§ Task instructions: Copy, from the entries below, each line where the word "образования" can be found.

━━━ Records shown ━━━

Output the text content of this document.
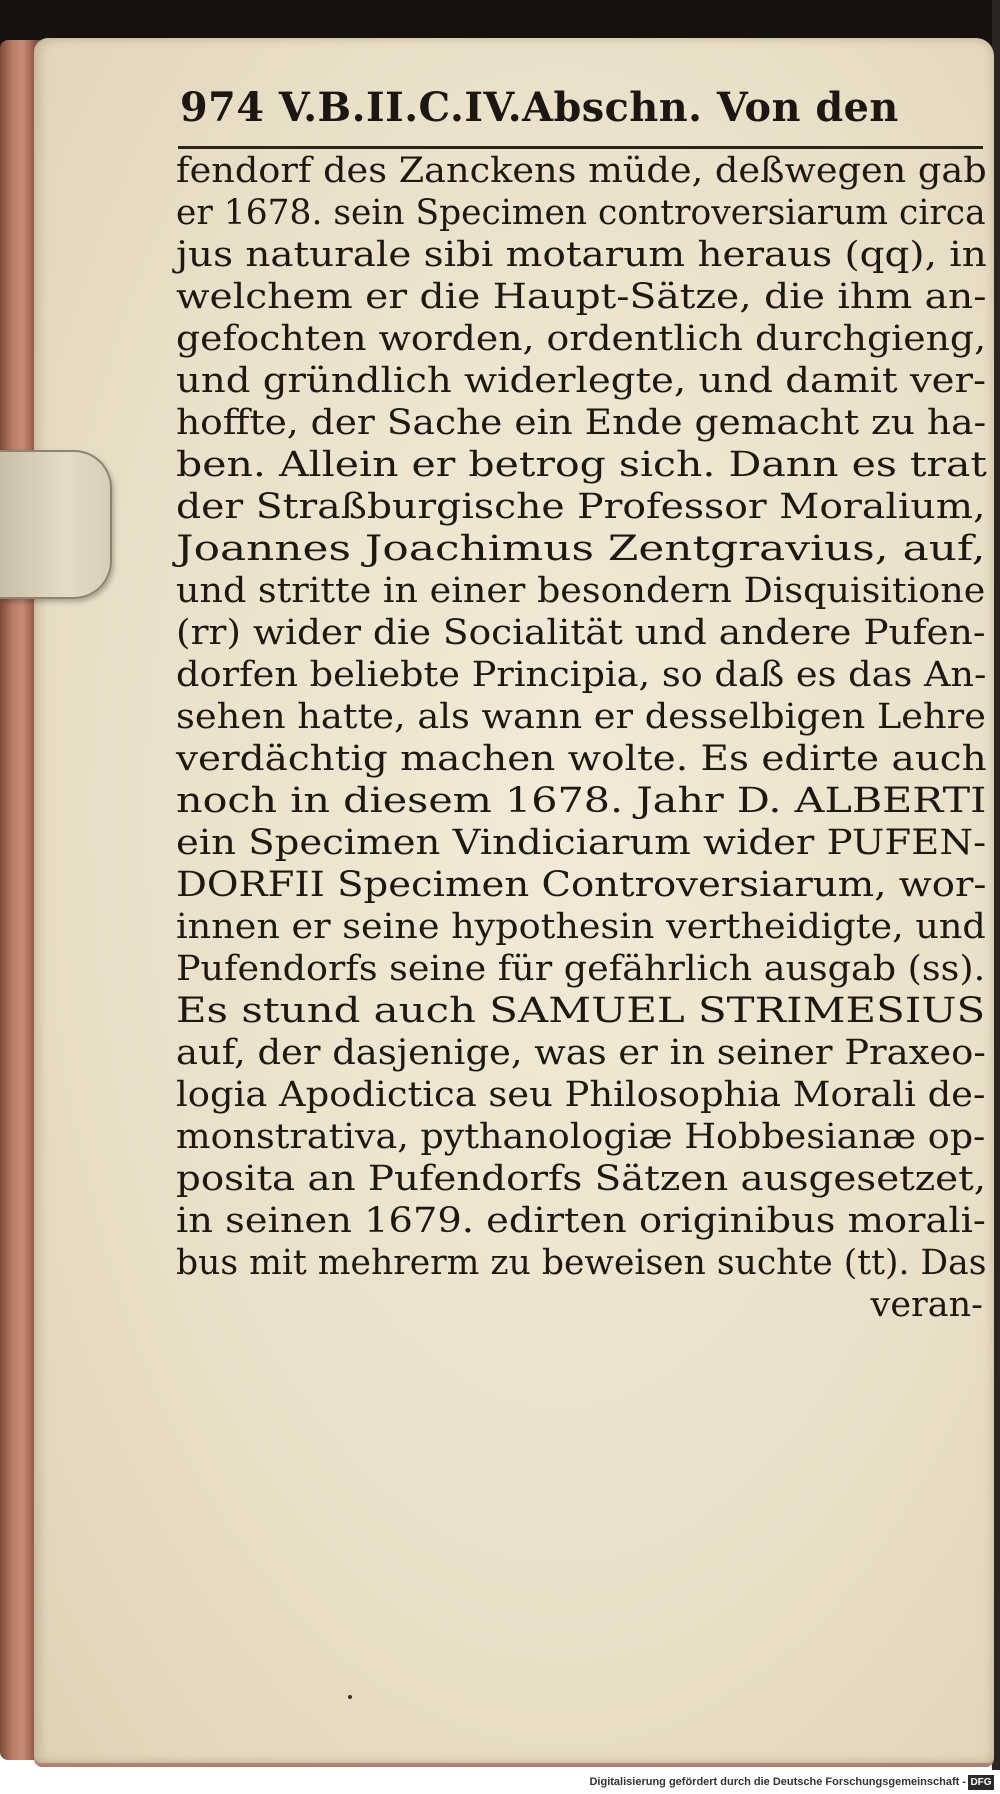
974 V.B.II.C.IV.Abschn. Von den
fendorf des Zanckens müde, deßwegen gab
er 1678. sein Specimen controversiarum circa
jus naturale sibi motarum heraus (qq), in
welchem er die Haupt-Sätze, die ihm an-
gefochten worden, ordentlich durchgieng,
und gründlich widerlegte, und damit ver-
hoffte, der Sache ein Ende gemacht zu ha-
ben. Allein er betrog sich. Dann es trat
der Straßburgische Professor Moralium,
Joannes Joachimus Zentgravius, auf,
und stritte in einer besondern Disquisitione
(rr) wider die Socialität und andere Pufen-
dorfen beliebte Principia, so daß es das An-
sehen hatte, als wann er desselbigen Lehre
verdächtig machen wolte. Es edirte auch
noch in diesem 1678. Jahr D. ALBERTI
ein Specimen Vindiciarum wider PUFEN-
DORFII Specimen Controversiarum, wor-
innen er seine hypothesin vertheidigte, und
Pufendorfs seine für gefährlich ausgab (ss).
Es stund auch SAMUEL STRIMESIUS
auf, der dasjenige, was er in seiner Praxeo-
logia Apodictica seu Philosophia Morali de-
monstrativa, pythanologiæ Hobbesianæ op-
posita an Pufendorfs Sätzen ausgesetzet,
in seinen 1679. edirten originibus morali-
bus mit mehrerm zu beweisen suchte (tt). Das
veran-
Digitalisierung gefördert durch die Deutsche Forschungsgemeinschaft - DFG
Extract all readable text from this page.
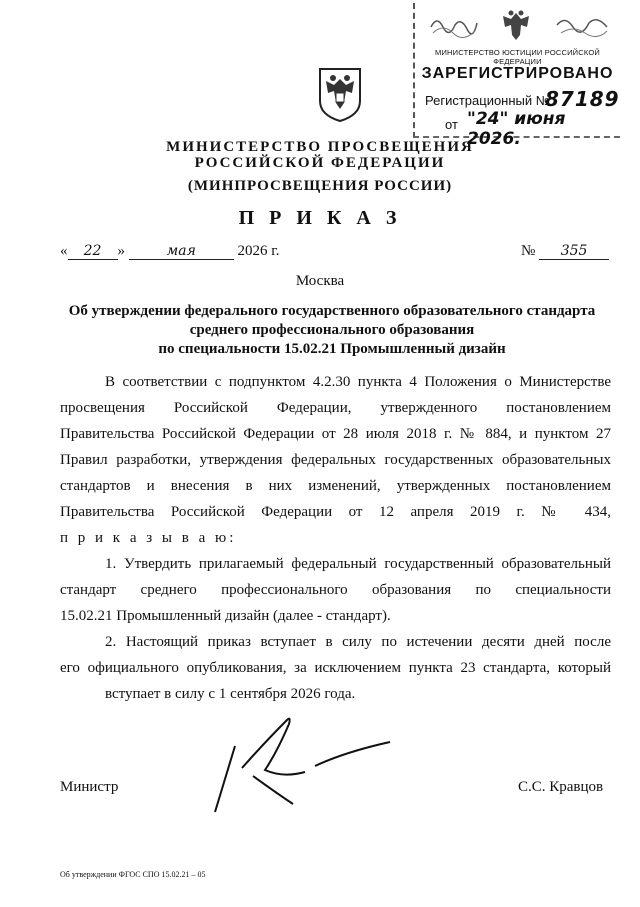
МИНИСТЕРСТВО ЮСТИЦИИ РОССИЙСКОЙ ФЕДЕРАЦИИ
ЗАРЕГИСТРИРОВАНО
Регистрационный №
87189
от "24" июня 2026.
МИНИСТЕРСТВО ПРОСВЕЩЕНИЯ
РОССИЙСКОЙ ФЕДЕРАЦИИ
(МИНПРОСВЕЩЕНИЯ РОССИИ)
П Р И К А З
« 22 »	мая	2026 г.	№ 355
Москва
Об утверждении федерального государственного образовательного стандарта
среднего профессионального образования
по специальности 15.02.21 Промышленный дизайн
В соответствии с подпунктом 4.2.30 пункта 4 Положения о Министерстве
просвещения Российской Федерации, утвержденного постановлением
Правительства Российской Федерации от 28 июля 2018 г. № 884, и пунктом 27
Правил разработки, утверждения федеральных государственных образовательных
стандартов и внесения в них изменений, утвержденных постановлением
Правительства Российской Федерации от 12 апреля 2019 г. № 434,
п р и к а з ы в а ю:
1. Утвердить прилагаемый федеральный государственный образовательный
стандарт среднего профессионального образования по специальности
15.02.21 Промышленный дизайн (далее - стандарт).
2. Настоящий приказ вступает в силу по истечении десяти дней после
его официального опубликования, за исключением пункта 23 стандарта, который
вступает в силу с 1 сентября 2026 года.
Министр	С.С. Кравцов
Об утверждении ФГОС СПО 15.02.21 – 05
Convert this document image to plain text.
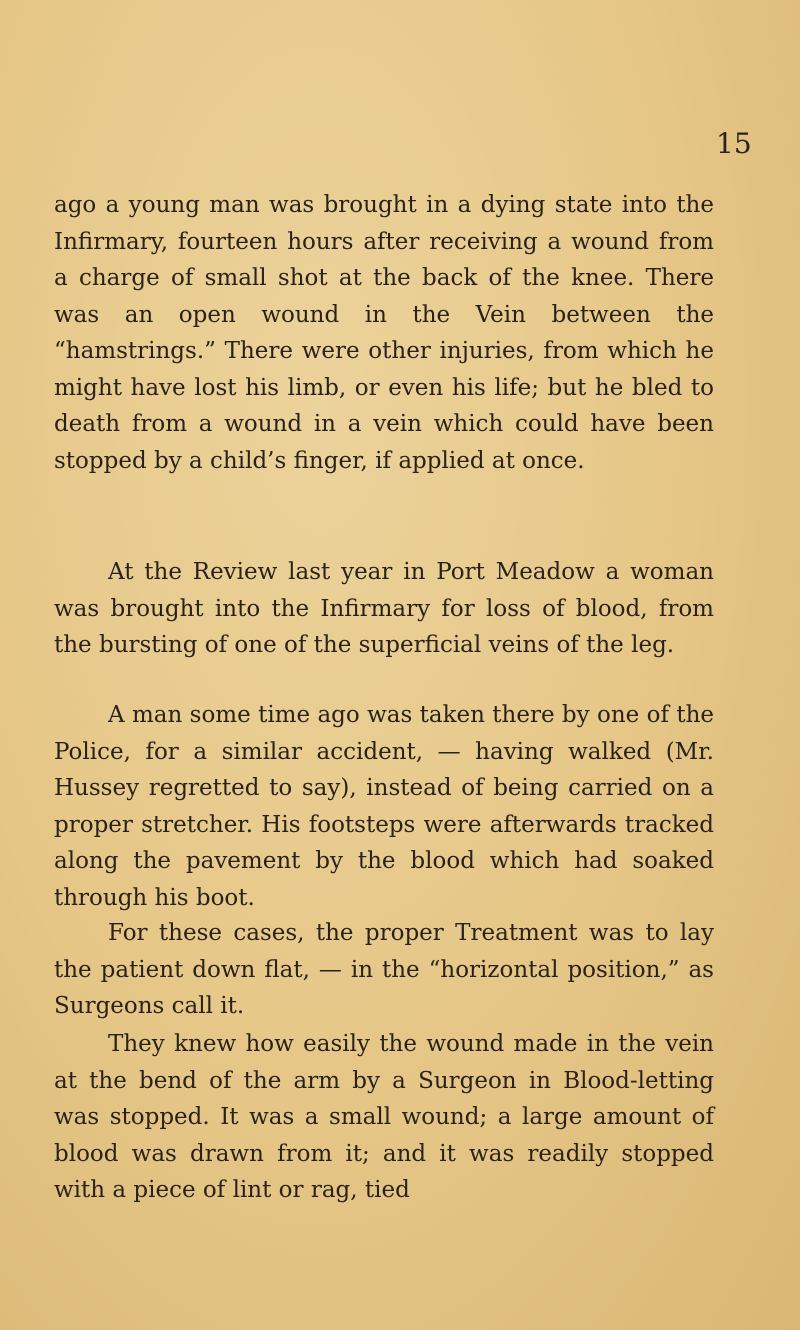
15

ago a young man was brought in a dying state into the Infirmary, fourteen hours after receiving a wound from a charge of small shot at the back of the knee. There was an open wound in the Vein between the “hamstrings.” There were other injuries, from which he might have lost his limb, or even his life; but he bled to death from a wound in a vein which could have been stopped by a child’s finger, if applied at once.

At the Review last year in Port Meadow a woman was brought into the Infirmary for loss of blood, from the bursting of one of the superficial veins of the leg.

A man some time ago was taken there by one of the Police, for a similar accident, — having walked (Mr. Hussey regretted to say), instead of being carried on a proper stretcher. His footsteps were afterwards tracked along the pavement by the blood which had soaked through his boot.

For these cases, the proper Treatment was to lay the patient down flat, — in the “horizontal position,” as Surgeons call it.

They knew how easily the wound made in the vein at the bend of the arm by a Surgeon in Blood-letting was stopped. It was a small wound; a large amount of blood was drawn from it; and it was readily stopped with a piece of lint or rag, tied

━━━

§ The response:
среднего профессионального образования
стандарт среднего профессионального образования по специальности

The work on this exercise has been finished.